● **JOB**:
Copy every line of the data in which the word "title" occurs.

*** SOURCE MATERIAL ***

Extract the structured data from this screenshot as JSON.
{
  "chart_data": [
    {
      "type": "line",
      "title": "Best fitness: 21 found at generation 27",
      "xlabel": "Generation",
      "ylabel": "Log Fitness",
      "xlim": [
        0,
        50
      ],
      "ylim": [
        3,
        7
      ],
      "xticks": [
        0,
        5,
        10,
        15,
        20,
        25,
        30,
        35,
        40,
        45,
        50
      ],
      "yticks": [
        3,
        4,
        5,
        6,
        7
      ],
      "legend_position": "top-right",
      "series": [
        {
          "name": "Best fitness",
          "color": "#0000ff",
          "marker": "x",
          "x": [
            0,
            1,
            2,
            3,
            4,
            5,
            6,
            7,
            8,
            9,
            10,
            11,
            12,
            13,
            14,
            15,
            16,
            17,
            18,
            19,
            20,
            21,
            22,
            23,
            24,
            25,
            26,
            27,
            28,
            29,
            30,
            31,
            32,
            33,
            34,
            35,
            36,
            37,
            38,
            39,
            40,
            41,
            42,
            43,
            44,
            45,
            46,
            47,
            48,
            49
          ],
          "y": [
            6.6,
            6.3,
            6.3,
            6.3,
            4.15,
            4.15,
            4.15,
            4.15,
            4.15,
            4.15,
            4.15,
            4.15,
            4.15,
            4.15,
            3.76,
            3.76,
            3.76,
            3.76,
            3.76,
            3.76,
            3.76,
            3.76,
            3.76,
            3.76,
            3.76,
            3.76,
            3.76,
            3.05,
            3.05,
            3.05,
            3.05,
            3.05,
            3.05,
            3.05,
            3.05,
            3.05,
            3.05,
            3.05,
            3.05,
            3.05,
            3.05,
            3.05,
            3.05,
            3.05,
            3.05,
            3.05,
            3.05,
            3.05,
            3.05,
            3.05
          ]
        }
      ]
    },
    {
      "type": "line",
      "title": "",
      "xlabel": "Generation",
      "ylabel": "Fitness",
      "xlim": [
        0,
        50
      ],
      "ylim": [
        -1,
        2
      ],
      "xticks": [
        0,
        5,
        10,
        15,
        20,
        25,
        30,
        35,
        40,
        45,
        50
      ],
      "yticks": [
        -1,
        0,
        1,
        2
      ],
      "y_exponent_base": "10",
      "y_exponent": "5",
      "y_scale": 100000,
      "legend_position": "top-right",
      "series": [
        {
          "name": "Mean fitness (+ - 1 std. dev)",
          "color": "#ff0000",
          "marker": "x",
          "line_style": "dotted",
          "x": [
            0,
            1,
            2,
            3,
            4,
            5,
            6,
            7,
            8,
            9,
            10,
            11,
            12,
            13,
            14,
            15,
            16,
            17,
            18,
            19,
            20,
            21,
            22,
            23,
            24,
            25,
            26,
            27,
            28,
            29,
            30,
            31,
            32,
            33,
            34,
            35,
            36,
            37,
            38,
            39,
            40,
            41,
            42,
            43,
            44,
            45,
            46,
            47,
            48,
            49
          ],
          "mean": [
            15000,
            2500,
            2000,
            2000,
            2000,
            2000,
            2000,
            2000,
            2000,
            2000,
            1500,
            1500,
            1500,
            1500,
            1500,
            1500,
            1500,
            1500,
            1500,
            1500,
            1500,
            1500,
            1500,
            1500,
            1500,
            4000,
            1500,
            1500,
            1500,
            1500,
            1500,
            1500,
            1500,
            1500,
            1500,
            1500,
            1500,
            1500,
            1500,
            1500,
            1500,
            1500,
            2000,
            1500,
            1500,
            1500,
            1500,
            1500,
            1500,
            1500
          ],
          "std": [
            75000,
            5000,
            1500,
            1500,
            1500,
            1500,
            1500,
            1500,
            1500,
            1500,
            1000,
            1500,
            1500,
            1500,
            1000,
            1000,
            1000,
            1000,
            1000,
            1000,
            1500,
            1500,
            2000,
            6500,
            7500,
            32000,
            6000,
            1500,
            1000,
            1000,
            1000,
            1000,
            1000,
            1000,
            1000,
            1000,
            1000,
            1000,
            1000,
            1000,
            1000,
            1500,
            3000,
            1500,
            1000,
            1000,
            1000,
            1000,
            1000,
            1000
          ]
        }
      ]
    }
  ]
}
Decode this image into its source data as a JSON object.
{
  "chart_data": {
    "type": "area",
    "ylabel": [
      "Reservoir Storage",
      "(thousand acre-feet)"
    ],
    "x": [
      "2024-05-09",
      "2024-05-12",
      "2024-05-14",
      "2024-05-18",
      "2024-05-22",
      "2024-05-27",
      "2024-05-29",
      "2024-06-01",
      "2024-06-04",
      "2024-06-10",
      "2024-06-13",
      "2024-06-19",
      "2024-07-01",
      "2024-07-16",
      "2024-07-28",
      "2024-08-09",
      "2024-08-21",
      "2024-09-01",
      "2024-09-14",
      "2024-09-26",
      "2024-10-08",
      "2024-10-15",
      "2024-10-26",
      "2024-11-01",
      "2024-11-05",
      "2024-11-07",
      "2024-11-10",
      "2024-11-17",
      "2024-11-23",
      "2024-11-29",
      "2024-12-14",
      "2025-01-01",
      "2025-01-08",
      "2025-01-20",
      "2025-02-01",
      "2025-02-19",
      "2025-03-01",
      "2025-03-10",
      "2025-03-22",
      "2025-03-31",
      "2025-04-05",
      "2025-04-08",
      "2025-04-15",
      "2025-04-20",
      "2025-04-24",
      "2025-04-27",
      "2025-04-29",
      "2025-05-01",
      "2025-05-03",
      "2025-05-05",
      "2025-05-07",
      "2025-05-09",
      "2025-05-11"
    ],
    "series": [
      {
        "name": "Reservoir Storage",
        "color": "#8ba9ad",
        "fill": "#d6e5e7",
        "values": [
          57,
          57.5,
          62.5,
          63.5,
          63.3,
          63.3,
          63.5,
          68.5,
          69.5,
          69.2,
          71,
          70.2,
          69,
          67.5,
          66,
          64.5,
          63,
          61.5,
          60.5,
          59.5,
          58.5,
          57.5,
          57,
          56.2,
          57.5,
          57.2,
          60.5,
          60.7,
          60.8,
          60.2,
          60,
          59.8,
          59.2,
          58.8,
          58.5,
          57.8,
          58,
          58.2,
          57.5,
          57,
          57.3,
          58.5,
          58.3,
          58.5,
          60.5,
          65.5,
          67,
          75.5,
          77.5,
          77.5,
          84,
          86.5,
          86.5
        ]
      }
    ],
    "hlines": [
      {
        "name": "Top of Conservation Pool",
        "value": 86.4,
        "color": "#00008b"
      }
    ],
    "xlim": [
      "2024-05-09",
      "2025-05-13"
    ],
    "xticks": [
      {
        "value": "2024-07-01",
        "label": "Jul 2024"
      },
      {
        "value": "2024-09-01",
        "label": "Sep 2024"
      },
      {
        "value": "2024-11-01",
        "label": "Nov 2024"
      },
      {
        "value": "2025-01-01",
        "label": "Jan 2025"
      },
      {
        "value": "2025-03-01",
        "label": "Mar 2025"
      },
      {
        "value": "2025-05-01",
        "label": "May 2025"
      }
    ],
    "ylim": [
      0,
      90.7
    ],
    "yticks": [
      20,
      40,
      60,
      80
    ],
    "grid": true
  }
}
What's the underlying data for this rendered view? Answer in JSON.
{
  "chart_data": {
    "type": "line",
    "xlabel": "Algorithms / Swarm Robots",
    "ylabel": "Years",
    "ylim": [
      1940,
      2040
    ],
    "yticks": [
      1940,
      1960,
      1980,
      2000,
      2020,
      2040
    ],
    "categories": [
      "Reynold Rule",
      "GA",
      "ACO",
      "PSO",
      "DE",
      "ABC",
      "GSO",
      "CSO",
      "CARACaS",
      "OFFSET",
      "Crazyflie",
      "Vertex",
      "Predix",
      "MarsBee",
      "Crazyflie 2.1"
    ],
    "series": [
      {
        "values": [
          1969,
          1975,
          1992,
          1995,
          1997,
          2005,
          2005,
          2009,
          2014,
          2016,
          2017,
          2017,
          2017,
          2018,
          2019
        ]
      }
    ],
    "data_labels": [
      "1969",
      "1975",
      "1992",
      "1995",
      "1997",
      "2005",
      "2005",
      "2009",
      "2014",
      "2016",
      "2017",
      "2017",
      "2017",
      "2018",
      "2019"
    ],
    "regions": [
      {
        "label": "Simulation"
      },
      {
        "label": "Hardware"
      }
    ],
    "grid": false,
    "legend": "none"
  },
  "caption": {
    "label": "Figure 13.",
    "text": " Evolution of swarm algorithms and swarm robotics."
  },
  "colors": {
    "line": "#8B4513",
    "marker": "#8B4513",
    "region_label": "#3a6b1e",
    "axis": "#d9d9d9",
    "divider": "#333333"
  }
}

***

● **RESULT BELOW**:
      "title": "Best fitness: 21 found at generation 27",
      "title": "",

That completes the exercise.